=== Task material ===

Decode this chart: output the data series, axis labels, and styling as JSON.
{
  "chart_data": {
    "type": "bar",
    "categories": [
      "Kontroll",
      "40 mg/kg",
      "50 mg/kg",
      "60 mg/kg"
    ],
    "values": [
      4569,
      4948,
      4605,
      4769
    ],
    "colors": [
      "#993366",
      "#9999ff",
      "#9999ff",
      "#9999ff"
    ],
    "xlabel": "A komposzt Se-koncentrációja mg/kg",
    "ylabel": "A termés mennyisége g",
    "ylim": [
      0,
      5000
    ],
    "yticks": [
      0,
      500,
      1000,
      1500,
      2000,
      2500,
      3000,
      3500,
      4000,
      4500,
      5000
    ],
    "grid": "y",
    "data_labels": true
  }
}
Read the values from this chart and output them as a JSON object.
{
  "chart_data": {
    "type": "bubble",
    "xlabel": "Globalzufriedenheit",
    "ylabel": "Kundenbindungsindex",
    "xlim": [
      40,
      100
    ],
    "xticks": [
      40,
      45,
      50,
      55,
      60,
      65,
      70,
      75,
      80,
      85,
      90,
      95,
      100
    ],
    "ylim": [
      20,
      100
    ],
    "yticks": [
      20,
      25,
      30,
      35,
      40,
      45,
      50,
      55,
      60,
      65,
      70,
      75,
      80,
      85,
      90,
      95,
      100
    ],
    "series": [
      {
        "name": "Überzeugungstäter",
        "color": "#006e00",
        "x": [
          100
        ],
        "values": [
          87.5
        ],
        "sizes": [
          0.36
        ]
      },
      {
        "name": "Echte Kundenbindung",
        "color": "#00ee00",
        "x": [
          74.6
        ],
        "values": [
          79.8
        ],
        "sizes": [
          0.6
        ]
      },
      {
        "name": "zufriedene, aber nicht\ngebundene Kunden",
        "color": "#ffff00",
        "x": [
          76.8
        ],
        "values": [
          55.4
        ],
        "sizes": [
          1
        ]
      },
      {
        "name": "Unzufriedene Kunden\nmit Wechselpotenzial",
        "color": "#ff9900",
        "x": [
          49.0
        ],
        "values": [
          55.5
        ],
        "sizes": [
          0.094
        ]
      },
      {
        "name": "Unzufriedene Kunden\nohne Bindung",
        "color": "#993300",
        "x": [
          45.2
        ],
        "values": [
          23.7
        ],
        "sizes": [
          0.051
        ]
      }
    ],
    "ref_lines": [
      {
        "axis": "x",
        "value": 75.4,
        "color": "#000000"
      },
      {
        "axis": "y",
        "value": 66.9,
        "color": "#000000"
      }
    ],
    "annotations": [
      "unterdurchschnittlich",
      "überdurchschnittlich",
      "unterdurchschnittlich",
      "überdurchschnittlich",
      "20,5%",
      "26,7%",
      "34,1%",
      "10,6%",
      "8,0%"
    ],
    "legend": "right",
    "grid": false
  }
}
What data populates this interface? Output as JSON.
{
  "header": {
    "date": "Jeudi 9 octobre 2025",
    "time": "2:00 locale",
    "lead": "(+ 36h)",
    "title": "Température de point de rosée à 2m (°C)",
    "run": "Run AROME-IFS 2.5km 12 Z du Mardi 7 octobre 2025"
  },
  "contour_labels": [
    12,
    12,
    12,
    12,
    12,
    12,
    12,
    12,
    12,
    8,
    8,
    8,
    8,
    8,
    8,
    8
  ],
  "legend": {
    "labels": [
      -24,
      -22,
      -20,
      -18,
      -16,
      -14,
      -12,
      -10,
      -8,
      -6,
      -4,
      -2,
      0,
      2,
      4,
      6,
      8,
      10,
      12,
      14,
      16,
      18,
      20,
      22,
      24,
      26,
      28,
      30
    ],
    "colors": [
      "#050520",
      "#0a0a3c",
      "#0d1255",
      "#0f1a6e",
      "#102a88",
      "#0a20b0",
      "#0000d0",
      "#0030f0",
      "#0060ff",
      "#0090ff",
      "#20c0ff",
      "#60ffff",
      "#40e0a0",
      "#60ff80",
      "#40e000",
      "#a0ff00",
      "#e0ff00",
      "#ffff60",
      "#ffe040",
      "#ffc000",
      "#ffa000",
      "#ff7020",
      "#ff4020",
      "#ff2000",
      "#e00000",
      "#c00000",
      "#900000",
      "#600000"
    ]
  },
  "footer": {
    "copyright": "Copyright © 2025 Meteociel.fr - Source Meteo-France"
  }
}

===

» Written instruction
Please restate the whole listing word for word.

» In response
Decode this chart: output the data series, axis labels, and styling as JSON.
{
  "chart_data": {
    "type": "bar",
    "categories": [
      "Kontroll",
      "40 mg/kg",
      "50 mg/kg",
      "60 mg/kg"
    ],
    "values": [
      4569,
      4948,
      4605,
      4769
    ],
    "colors": [
      "#993366",
      "#9999ff",
      "#9999ff",
      "#9999ff"
    ],
    "xlabel": "A komposzt Se-koncentrációja mg/kg",
    "ylabel": "A termés mennyisége g",
    "ylim": [
      0,
      5000
    ],
    "yticks": [
      0,
      500,
      1000,
      1500,
      2000,
      2500,
      3000,
      3500,
      4000,
      4500,
      5000
    ],
    "grid": "y",
    "data_labels": true
  }
}
Read the values from this chart and output them as a JSON object.
{
  "chart_data": {
    "type": "bubble",
    "xlabel": "Globalzufriedenheit",
    "ylabel": "Kundenbindungsindex",
    "xlim": [
      40,
      100
    ],
    "xticks": [
      40,
      45,
      50,
      55,
      60,
      65,
      70,
      75,
      80,
      85,
      90,
      95,
      100
    ],
    "ylim": [
      20,
      100
    ],
    "yticks": [
      20,
      25,
      30,
      35,
      40,
      45,
      50,
      55,
      60,
      65,
      70,
      75,
      80,
      85,
      90,
      95,
      100
    ],
    "series": [
      {
        "name": "Überzeugungstäter",
        "color": "#006e00",
        "x": [
          100
        ],
        "values": [
          87.5
        ],
        "sizes": [
          0.36
        ]
      },
      {
        "name": "Echte Kundenbindung",
        "color": "#00ee00",
        "x": [
          74.6
        ],
        "values": [
          79.8
        ],
        "sizes": [
          0.6
        ]
      },
      {
        "name": "zufriedene, aber nicht\ngebundene Kunden",
        "color": "#ffff00",
        "x": [
          76.8
        ],
        "values": [
          55.4
        ],
        "sizes": [
          1
        ]
      },
      {
        "name": "Unzufriedene Kunden\nmit Wechselpotenzial",
        "color": "#ff9900",
        "x": [
          49.0
        ],
        "values": [
          55.5
        ],
        "sizes": [
          0.094
        ]
      },
      {
        "name": "Unzufriedene Kunden\nohne Bindung",
        "color": "#993300",
        "x": [
          45.2
        ],
        "values": [
          23.7
        ],
        "sizes": [
          0.051
        ]
      }
    ],
    "ref_lines": [
      {
        "axis": "x",
        "value": 75.4,
        "color": "#000000"
      },
      {
        "axis": "y",
        "value": 66.9,
        "color": "#000000"
      }
    ],
    "annotations": [
      "unterdurchschnittlich",
      "überdurchschnittlich",
      "unterdurchschnittlich",
      "überdurchschnittlich",
      "20,5%",
      "26,7%",
      "34,1%",
      "10,6%",
      "8,0%"
    ],
    "legend": "right",
    "grid": false
  }
}
What data populates this interface? Output as JSON.
{
  "header": {
    "date": "Jeudi 9 octobre 2025",
    "time": "2:00 locale",
    "lead": "(+ 36h)",
    "title": "Température de point de rosée à 2m (°C)",
    "run": "Run AROME-IFS 2.5km 12 Z du Mardi 7 octobre 2025"
  },
  "contour_labels": [
    12,
    12,
    12,
    12,
    12,
    12,
    12,
    12,
    12,
    8,
    8,
    8,
    8,
    8,
    8,
    8
  ],
  "legend": {
    "labels": [
      -24,
      -22,
      -20,
      -18,
      -16,
      -14,
      -12,
      -10,
      -8,
      -6,
      -4,
      -2,
      0,
      2,
      4,
      6,
      8,
      10,
      12,
      14,
      16,
      18,
      20,
      22,
      24,
      26,
      28,
      30
    ],
    "colors": [
      "#050520",
      "#0a0a3c",
      "#0d1255",
      "#0f1a6e",
      "#102a88",
      "#0a20b0",
      "#0000d0",
      "#0030f0",
      "#0060ff",
      "#0090ff",
      "#20c0ff",
      "#60ffff",
      "#40e0a0",
      "#60ff80",
      "#40e000",
      "#a0ff00",
      "#e0ff00",
      "#ffff60",
      "#ffe040",
      "#ffc000",
      "#ffa000",
      "#ff7020",
      "#ff4020",
      "#ff2000",
      "#e00000",
      "#c00000",
      "#900000",
      "#600000"
    ]
  },
  "footer": {
    "copyright": "Copyright © 2025 Meteociel.fr - Source Meteo-France"
  }
}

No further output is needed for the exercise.